- What to do
Output the records. Match them exactly.

- Entries shown
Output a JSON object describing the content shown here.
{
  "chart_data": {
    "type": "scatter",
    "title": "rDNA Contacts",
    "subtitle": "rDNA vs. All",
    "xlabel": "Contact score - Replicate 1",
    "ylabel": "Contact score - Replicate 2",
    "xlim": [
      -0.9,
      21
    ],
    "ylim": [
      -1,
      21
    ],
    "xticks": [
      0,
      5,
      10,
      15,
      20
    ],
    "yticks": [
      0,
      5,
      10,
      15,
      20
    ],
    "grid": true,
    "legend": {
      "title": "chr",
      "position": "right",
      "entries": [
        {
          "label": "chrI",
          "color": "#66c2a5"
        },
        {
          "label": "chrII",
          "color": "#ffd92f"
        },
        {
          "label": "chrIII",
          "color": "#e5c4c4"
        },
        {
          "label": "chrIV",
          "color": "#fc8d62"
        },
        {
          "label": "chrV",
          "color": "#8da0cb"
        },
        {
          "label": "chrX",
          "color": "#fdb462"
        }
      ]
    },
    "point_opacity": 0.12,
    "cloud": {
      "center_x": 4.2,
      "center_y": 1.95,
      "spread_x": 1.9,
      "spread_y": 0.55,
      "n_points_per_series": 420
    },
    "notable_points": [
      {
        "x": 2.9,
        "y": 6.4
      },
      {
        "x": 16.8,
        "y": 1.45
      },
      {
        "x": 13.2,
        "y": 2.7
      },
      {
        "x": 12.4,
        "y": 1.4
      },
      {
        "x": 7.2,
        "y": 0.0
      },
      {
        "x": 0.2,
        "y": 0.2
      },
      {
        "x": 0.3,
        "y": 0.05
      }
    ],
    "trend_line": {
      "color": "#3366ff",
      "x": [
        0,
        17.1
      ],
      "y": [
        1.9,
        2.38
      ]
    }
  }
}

- Solution
Output a JSON object describing the content shown here.
{
  "chart_data": {
    "type": "scatter",
    "title": "rDNA Contacts",
    "subtitle": "rDNA vs. All",
    "xlabel": "Contact score - Replicate 1",
    "ylabel": "Contact score - Replicate 2",
    "xlim": [
      -0.9,
      21
    ],
    "ylim": [
      -1,
      21
    ],
    "xticks": [
      0,
      5,
      10,
      15,
      20
    ],
    "yticks": [
      0,
      5,
      10,
      15,
      20
    ],
    "grid": true,
    "legend": {
      "title": "chr",
      "position": "right",
      "entries": [
        {
          "label": "chrI",
          "color": "#66c2a5"
        },
        {
          "label": "chrII",
          "color": "#ffd92f"
        },
        {
          "label": "chrIII",
          "color": "#e5c4c4"
        },
        {
          "label": "chrIV",
          "color": "#fc8d62"
        },
        {
          "label": "chrV",
          "color": "#8da0cb"
        },
        {
          "label": "chrX",
          "color": "#fdb462"
        }
      ]
    },
    "point_opacity": 0.12,
    "cloud": {
      "center_x": 4.2,
      "center_y": 1.95,
      "spread_x": 1.9,
      "spread_y": 0.55,
      "n_points_per_series": 420
    },
    "notable_points": [
      {
        "x": 2.9,
        "y": 6.4
      },
      {
        "x": 16.8,
        "y": 1.45
      },
      {
        "x": 13.2,
        "y": 2.7
      },
      {
        "x": 12.4,
        "y": 1.4
      },
      {
        "x": 7.2,
        "y": 0.0
      },
      {
        "x": 0.2,
        "y": 0.2
      },
      {
        "x": 0.3,
        "y": 0.05
      }
    ],
    "trend_line": {
      "color": "#3366ff",
      "x": [
        0,
        17.1
      ],
      "y": [
        1.9,
        2.38
      ]
    }
  }
}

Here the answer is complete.